_RECORDS FOR THIS TASK_.
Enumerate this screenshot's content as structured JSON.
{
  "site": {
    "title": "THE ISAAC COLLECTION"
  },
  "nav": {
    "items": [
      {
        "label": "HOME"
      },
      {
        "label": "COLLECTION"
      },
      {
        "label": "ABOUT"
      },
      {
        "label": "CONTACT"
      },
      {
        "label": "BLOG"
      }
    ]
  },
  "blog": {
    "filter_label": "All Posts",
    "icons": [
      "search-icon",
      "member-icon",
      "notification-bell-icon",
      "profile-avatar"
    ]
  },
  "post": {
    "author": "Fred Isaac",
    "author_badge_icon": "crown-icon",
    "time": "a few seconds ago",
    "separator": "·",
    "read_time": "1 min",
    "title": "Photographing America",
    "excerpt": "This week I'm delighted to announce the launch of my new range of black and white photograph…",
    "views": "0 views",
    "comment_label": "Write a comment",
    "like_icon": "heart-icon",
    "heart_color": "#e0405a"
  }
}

_WRITTEN PROBLEM_.
Write the material out exactly, with nothing left out.

_RESPONSE TO THE TASK_.
Enumerate this screenshot's content as structured JSON.
{
  "site": {
    "title": "THE ISAAC COLLECTION"
  },
  "nav": {
    "items": [
      {
        "label": "HOME"
      },
      {
        "label": "COLLECTION"
      },
      {
        "label": "ABOUT"
      },
      {
        "label": "CONTACT"
      },
      {
        "label": "BLOG"
      }
    ]
  },
  "blog": {
    "filter_label": "All Posts",
    "icons": [
      "search-icon",
      "member-icon",
      "notification-bell-icon",
      "profile-avatar"
    ]
  },
  "post": {
    "author": "Fred Isaac",
    "author_badge_icon": "crown-icon",
    "time": "a few seconds ago",
    "separator": "·",
    "read_time": "1 min",
    "title": "Photographing America",
    "excerpt": "This week I'm delighted to announce the launch of my new range of black and white photograph…",
    "views": "0 views",
    "comment_label": "Write a comment",
    "like_icon": "heart-icon",
    "heart_color": "#e0405a"
  }
}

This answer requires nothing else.